» **Task description**
Every record should be repeated exactly, except that pictures are left out.

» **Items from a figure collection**
***

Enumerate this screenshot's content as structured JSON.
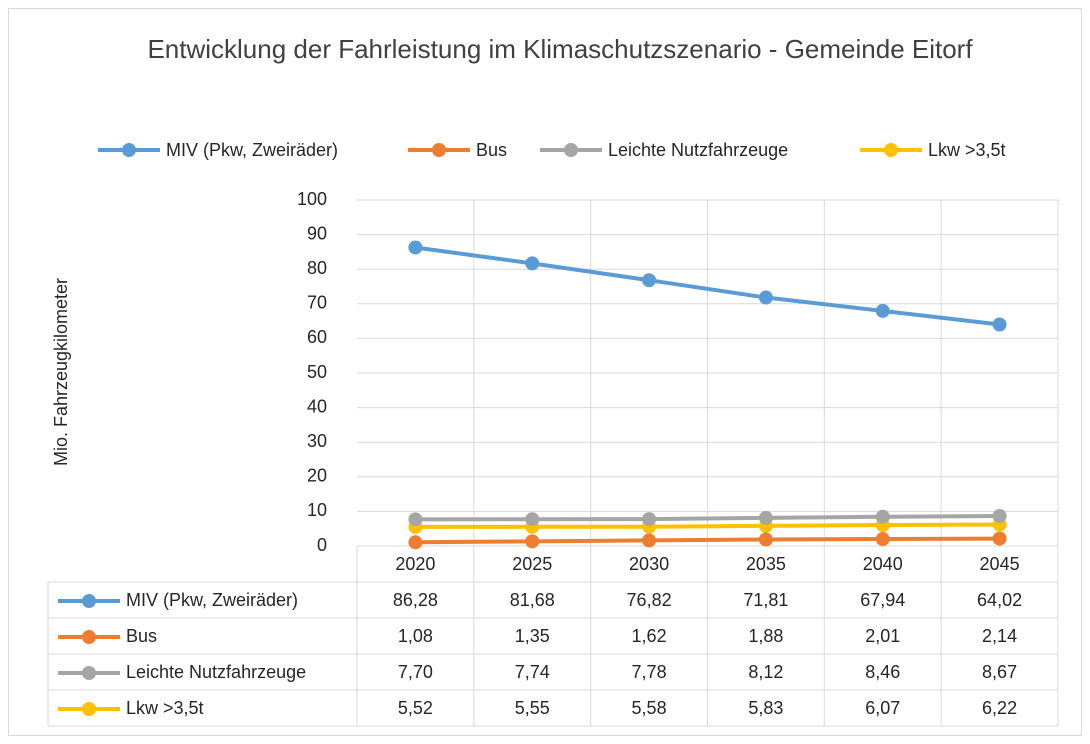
{
  "chart_data": {
    "type": "line",
    "title": "Entwicklung der Fahrleistung im Klimaschutzszenario - Gemeinde Eitorf",
    "y_label": "Mio. Fahrzeugkilometer",
    "categories": [
      "2020",
      "2025",
      "2030",
      "2035",
      "2040",
      "2045"
    ],
    "series": [
      {
        "name": "MIV (Pkw, Zweiräder)",
        "color": "#5b9bd5",
        "values": [
          86.28,
          81.68,
          76.82,
          71.81,
          67.94,
          64.02
        ],
        "value_labels": [
          "86,28",
          "81,68",
          "76,82",
          "71,81",
          "67,94",
          "64,02"
        ]
      },
      {
        "name": "Bus",
        "color": "#ed7d31",
        "values": [
          1.08,
          1.35,
          1.62,
          1.88,
          2.01,
          2.14
        ],
        "value_labels": [
          "1,08",
          "1,35",
          "1,62",
          "1,88",
          "2,01",
          "2,14"
        ]
      },
      {
        "name": "Leichte Nutzfahrzeuge",
        "color": "#a5a5a5",
        "values": [
          7.7,
          7.74,
          7.78,
          8.12,
          8.46,
          8.67
        ],
        "value_labels": [
          "7,70",
          "7,74",
          "7,78",
          "8,12",
          "8,46",
          "8,67"
        ]
      },
      {
        "name": "Lkw >3,5t",
        "color": "#ffc000",
        "values": [
          5.52,
          5.55,
          5.58,
          5.83,
          6.07,
          6.22
        ],
        "value_labels": [
          "5,52",
          "5,55",
          "5,58",
          "5,83",
          "6,07",
          "6,22"
        ]
      }
    ],
    "ylim": [
      0,
      100
    ],
    "yticks": [
      0,
      10,
      20,
      30,
      40,
      50,
      60,
      70,
      80,
      90,
      100
    ],
    "grid": true,
    "legend": "top",
    "data_table": true
  }
}
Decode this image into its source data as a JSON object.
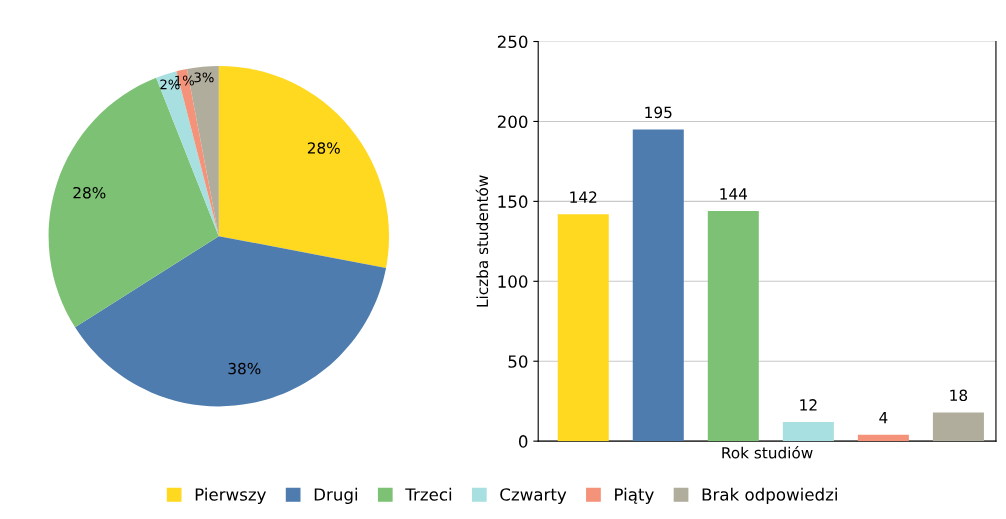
{
  "chart_data": [
    {
      "type": "pie",
      "categories": [
        "Pierwszy",
        "Drugi",
        "Trzeci",
        "Czwarty",
        "Piąty",
        "Brak odpowiedzi"
      ],
      "values": [
        28,
        38,
        28,
        2,
        1,
        3
      ],
      "colors": [
        "#ffd820",
        "#4e7cae",
        "#7dc274",
        "#a8dfe0",
        "#f4937a",
        "#b0ad9c"
      ],
      "value_labels": [
        "28%",
        "38%",
        "28%",
        "2%",
        "1%",
        "3%"
      ],
      "legend": "bottom"
    },
    {
      "type": "bar",
      "categories": [
        null,
        null,
        null,
        null,
        null,
        null
      ],
      "values": [
        142,
        195,
        144,
        12,
        4,
        18
      ],
      "colors": [
        "#ffd820",
        "#4e7cae",
        "#7dc274",
        "#a8dfe0",
        "#f4937a",
        "#b0ad9c"
      ],
      "xlabel": "Rok studiów",
      "ylabel": "Liczba studentów",
      "ylim": [
        0,
        250
      ],
      "yticks": [
        0,
        50,
        100,
        150,
        200,
        250
      ],
      "grid": "y",
      "data_labels": true,
      "tick_labels": "y"
    }
  ]
}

***

» **Solution to this task**
Enumerate this screenshot's content as structured JSON.
{
  "chart_data": {
    "type": "line",
    "title": "Entwicklung der Fahrleistung im Klimaschutzszenario - Gemeinde Eitorf",
    "y_label": "Mio. Fahrzeugkilometer",
    "categories": [
      "2020",
      "2025",
      "2030",
      "2035",
      "2040",
      "2045"
    ],
    "series": [
      {
        "name": "MIV (Pkw, Zweiräder)",
        "color": "#5b9bd5",
        "values": [
          86.28,
          81.68,
          76.82,
          71.81,
          67.94,
          64.02
        ],
        "value_labels": [
          "86,28",
          "81,68",
          "76,82",
          "71,81",
          "67,94",
          "64,02"
        ]
      },
      {
        "name": "Bus",
        "color": "#ed7d31",
        "values": [
          1.08,
          1.35,
          1.62,
          1.88,
          2.01,
          2.14
        ],
        "value_labels": [
          "1,08",
          "1,35",
          "1,62",
          "1,88",
          "2,01",
          "2,14"
        ]
      },
      {
        "name": "Leichte Nutzfahrzeuge",
        "color": "#a5a5a5",
        "values": [
          7.7,
          7.74,
          7.78,
          8.12,
          8.46,
          8.67
        ],
        "value_labels": [
          "7,70",
          "7,74",
          "7,78",
          "8,12",
          "8,46",
          "8,67"
        ]
      },
      {
        "name": "Lkw >3,5t",
        "color": "#ffc000",
        "values": [
          5.52,
          5.55,
          5.58,
          5.83,
          6.07,
          6.22
        ],
        "value_labels": [
          "5,52",
          "5,55",
          "5,58",
          "5,83",
          "6,07",
          "6,22"
        ]
      }
    ],
    "ylim": [
      0,
      100
    ],
    "yticks": [
      0,
      10,
      20,
      30,
      40,
      50,
      60,
      70,
      80,
      90,
      100
    ],
    "grid": true,
    "legend": "top",
    "data_table": true
  }
}
Decode this image into its source data as a JSON object.
{
  "chart_data": [
    {
      "type": "pie",
      "categories": [
        "Pierwszy",
        "Drugi",
        "Trzeci",
        "Czwarty",
        "Piąty",
        "Brak odpowiedzi"
      ],
      "values": [
        28,
        38,
        28,
        2,
        1,
        3
      ],
      "colors": [
        "#ffd820",
        "#4e7cae",
        "#7dc274",
        "#a8dfe0",
        "#f4937a",
        "#b0ad9c"
      ],
      "value_labels": [
        "28%",
        "38%",
        "28%",
        "2%",
        "1%",
        "3%"
      ],
      "legend": "bottom"
    },
    {
      "type": "bar",
      "categories": [
        null,
        null,
        null,
        null,
        null,
        null
      ],
      "values": [
        142,
        195,
        144,
        12,
        4,
        18
      ],
      "colors": [
        "#ffd820",
        "#4e7cae",
        "#7dc274",
        "#a8dfe0",
        "#f4937a",
        "#b0ad9c"
      ],
      "xlabel": "Rok studiów",
      "ylabel": "Liczba studentów",
      "ylim": [
        0,
        250
      ],
      "yticks": [
        0,
        50,
        100,
        150,
        200,
        250
      ],
      "grid": "y",
      "data_labels": true,
      "tick_labels": "y"
    }
  ]
}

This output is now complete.